Records provided:
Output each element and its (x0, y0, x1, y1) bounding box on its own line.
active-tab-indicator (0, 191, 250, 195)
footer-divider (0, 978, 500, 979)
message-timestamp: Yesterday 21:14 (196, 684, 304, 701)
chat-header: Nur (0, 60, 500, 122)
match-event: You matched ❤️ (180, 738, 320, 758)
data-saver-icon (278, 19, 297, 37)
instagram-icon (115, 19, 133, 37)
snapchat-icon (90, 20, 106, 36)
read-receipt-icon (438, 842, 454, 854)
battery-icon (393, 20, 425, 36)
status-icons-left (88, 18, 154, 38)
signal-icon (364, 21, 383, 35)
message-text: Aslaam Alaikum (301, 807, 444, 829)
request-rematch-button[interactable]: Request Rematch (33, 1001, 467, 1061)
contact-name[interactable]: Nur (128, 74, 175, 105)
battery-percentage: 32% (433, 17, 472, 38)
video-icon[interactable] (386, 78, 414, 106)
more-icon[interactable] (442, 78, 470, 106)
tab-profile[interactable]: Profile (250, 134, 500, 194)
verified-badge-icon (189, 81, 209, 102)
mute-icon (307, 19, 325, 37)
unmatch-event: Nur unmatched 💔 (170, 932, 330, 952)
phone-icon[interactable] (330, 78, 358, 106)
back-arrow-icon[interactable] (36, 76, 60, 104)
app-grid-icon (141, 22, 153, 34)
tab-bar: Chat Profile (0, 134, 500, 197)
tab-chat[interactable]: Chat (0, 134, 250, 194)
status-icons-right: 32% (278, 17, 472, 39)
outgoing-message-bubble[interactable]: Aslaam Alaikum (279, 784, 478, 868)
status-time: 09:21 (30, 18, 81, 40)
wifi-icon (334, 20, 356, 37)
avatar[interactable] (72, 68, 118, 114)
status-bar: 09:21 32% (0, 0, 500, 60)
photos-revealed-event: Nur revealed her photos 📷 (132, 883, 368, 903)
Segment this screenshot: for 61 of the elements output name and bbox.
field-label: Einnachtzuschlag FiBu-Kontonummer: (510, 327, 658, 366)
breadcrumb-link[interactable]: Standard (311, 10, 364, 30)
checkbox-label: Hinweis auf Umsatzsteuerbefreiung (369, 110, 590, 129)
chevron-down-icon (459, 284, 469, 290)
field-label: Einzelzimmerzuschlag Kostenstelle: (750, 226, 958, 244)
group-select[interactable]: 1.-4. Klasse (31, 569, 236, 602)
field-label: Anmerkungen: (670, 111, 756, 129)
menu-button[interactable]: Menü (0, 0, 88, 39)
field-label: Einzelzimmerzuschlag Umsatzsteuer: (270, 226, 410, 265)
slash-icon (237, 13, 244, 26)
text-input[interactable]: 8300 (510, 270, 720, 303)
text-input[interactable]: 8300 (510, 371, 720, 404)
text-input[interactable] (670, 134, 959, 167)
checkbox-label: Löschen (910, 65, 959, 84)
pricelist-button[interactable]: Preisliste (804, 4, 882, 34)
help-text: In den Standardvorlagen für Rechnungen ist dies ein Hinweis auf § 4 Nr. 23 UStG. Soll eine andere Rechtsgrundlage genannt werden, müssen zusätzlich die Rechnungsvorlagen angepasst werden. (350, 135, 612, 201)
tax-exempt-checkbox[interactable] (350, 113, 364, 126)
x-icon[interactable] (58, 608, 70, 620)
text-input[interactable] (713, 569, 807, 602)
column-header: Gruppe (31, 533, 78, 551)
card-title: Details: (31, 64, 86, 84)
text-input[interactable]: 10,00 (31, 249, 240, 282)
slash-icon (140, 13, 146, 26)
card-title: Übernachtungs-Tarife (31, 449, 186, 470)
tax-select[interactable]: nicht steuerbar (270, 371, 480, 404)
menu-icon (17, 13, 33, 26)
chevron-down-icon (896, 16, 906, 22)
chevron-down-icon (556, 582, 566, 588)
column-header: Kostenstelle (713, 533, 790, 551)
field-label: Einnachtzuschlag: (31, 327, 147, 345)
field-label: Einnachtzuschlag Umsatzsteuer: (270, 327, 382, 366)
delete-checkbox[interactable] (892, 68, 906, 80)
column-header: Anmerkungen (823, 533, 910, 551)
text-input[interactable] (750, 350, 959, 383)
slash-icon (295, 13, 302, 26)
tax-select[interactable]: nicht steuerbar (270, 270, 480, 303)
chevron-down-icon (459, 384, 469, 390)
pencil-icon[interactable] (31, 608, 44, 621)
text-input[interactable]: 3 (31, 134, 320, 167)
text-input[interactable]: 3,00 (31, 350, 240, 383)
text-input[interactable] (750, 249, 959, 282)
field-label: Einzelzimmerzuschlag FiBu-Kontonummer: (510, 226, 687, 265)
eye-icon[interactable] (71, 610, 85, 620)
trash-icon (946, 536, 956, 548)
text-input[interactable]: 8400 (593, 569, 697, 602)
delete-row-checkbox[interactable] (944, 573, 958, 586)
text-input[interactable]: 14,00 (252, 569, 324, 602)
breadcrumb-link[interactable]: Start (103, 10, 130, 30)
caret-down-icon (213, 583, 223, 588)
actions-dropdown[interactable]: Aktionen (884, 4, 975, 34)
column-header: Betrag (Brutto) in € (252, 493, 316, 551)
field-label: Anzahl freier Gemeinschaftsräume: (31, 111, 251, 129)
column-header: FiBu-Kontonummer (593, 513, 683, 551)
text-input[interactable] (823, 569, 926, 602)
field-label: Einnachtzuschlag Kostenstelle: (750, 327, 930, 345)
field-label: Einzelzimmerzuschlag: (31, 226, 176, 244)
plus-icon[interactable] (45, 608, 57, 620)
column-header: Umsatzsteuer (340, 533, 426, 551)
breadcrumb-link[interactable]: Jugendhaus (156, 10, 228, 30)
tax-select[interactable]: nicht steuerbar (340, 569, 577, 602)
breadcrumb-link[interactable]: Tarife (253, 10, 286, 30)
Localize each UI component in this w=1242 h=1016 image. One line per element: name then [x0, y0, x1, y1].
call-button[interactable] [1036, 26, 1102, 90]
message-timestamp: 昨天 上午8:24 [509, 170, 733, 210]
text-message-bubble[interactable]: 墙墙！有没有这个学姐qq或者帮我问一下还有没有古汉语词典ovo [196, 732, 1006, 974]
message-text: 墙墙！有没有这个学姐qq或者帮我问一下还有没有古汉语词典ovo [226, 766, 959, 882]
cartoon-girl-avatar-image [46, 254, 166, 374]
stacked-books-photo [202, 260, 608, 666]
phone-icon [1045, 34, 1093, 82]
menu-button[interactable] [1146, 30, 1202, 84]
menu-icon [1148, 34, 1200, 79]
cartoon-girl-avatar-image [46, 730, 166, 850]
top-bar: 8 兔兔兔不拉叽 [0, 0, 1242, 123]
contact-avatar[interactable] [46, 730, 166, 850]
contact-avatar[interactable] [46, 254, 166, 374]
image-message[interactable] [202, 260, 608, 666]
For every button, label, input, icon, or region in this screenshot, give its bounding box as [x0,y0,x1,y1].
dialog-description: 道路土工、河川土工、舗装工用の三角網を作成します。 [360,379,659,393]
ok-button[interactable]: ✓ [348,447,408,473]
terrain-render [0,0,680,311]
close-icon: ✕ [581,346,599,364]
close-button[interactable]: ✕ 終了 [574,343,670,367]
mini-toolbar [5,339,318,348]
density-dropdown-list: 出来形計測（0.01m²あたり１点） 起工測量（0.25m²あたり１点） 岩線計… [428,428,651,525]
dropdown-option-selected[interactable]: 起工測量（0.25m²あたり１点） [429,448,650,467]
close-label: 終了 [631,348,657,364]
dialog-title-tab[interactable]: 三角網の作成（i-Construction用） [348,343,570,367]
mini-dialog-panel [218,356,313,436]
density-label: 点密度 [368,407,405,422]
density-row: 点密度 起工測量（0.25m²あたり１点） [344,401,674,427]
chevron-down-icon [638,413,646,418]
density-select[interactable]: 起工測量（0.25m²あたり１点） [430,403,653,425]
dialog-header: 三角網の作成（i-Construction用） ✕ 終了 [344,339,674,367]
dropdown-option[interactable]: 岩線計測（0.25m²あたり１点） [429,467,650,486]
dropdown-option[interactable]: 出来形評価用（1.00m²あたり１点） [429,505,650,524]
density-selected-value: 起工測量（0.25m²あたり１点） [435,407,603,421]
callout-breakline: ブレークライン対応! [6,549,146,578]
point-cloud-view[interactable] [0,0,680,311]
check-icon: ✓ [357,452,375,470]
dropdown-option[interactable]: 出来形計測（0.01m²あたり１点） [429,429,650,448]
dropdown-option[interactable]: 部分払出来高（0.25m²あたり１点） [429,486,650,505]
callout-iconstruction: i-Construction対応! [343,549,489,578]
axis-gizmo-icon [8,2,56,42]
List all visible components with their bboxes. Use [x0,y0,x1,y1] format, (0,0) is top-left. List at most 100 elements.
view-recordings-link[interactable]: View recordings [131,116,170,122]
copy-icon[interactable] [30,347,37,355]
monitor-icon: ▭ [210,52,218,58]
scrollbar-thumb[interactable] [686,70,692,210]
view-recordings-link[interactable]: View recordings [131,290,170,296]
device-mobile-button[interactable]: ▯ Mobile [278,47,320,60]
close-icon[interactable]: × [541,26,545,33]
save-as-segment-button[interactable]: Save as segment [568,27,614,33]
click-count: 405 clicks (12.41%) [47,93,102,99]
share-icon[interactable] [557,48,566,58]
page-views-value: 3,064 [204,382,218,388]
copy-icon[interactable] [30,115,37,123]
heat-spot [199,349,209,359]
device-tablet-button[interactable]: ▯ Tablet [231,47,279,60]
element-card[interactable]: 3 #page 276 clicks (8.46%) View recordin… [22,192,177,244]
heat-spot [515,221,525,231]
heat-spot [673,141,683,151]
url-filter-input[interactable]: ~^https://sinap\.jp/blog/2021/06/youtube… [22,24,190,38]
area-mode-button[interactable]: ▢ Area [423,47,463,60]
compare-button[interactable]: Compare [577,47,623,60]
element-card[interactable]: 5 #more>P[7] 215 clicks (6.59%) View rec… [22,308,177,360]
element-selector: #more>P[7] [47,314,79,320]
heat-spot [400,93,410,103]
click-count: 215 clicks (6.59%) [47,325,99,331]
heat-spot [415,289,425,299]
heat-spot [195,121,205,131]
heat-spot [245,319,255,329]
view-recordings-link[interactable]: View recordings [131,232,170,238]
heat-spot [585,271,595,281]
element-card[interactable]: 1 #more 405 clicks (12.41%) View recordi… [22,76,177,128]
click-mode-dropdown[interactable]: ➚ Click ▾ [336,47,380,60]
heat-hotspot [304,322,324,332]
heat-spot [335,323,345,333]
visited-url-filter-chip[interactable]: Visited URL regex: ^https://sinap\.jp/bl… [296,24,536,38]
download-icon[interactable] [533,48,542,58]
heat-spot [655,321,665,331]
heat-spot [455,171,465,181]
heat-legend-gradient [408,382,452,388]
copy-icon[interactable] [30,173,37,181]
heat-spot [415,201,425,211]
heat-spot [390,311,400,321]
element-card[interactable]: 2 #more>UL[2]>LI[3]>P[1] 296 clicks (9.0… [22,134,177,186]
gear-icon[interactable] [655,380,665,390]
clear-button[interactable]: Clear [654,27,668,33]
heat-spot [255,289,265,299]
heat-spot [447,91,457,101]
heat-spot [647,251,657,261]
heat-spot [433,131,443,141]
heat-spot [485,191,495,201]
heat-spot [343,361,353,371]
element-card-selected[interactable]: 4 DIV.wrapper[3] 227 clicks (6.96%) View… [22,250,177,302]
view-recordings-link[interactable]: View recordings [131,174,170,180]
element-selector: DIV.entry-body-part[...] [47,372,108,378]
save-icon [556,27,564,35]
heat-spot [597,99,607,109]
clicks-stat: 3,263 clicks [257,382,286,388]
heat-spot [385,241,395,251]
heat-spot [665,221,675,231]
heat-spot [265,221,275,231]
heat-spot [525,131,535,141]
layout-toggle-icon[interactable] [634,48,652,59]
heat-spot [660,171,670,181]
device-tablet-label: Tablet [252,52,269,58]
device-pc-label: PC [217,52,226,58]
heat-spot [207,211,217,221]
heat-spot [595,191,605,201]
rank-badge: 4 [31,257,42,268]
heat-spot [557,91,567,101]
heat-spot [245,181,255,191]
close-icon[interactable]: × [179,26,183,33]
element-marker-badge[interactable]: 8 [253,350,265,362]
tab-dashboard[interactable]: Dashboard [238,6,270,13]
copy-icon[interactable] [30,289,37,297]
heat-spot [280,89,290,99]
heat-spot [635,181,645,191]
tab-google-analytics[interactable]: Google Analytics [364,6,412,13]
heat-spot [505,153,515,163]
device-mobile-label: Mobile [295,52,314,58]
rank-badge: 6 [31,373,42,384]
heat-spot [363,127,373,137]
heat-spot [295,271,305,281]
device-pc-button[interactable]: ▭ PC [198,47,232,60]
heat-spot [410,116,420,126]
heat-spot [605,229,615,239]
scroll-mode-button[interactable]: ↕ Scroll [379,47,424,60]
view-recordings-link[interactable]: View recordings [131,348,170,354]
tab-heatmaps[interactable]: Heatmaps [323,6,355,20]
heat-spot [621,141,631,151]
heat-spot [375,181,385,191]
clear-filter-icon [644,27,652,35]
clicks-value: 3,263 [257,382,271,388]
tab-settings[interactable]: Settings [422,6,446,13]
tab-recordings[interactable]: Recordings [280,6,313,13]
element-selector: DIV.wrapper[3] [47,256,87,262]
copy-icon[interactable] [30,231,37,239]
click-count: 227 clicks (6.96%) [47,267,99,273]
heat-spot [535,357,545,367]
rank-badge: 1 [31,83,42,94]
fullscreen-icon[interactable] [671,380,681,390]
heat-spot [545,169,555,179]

Goal:
Format the listing as a Markdown table with the columns No. and Entry, running from the listing's first line through the line containing "phone-icon[interactable] (330, 78, 358, 106)". Include both of those lines, and omit any blank lines.

Full solution:
| No. | Entry |
|---|---|
| 1 | Output each element and its (x0, y0, x1, y1) bounding box on its own line. |
| 2 | active-tab-indicator (0, 191, 250, 195) |
| 3 | footer-divider (0, 978, 500, 979) |
| 4 | message-timestamp: Yesterday 21:14 (196, 684, 304, 701) |
| 5 | chat-header: Nur (0, 60, 500, 122) |
| 6 | match-event: You matched ❤️ (180, 738, 320, 758) |
| 7 | data-saver-icon (278, 19, 297, 37) |
| 8 | instagram-icon (115, 19, 133, 37) |
| 9 | snapchat-icon (90, 20, 106, 36) |
| 10 | read-receipt-icon (438, 842, 454, 854) |
| 11 | battery-icon (393, 20, 425, 36) |
| 12 | status-icons-left (88, 18, 154, 38) |
| 13 | signal-icon (364, 21, 383, 35) |
| 14 | message-text: Aslaam Alaikum (301, 807, 444, 829) |
| 15 | request-rematch-button[interactable]: Request Rematch (33, 1001, 467, 1061) |
| 16 | contact-name[interactable]: Nur (128, 74, 175, 105) |
| 17 | battery-percentage: 32% (433, 17, 472, 38) |
| 18 | video-icon[interactable] (386, 78, 414, 106) |
| 19 | more-icon[interactable] (442, 78, 470, 106) |
| 20 | tab-profile[interactable]: Profile (250, 134, 500, 194) |
| 21 | verified-badge-icon (189, 81, 209, 102) |
| 22 | mute-icon (307, 19, 325, 37) |
| 23 | unmatch-event: Nur unmatched 💔 (170, 932, 330, 952) |
| 24 | phone-icon[interactable] (330, 78, 358, 106) |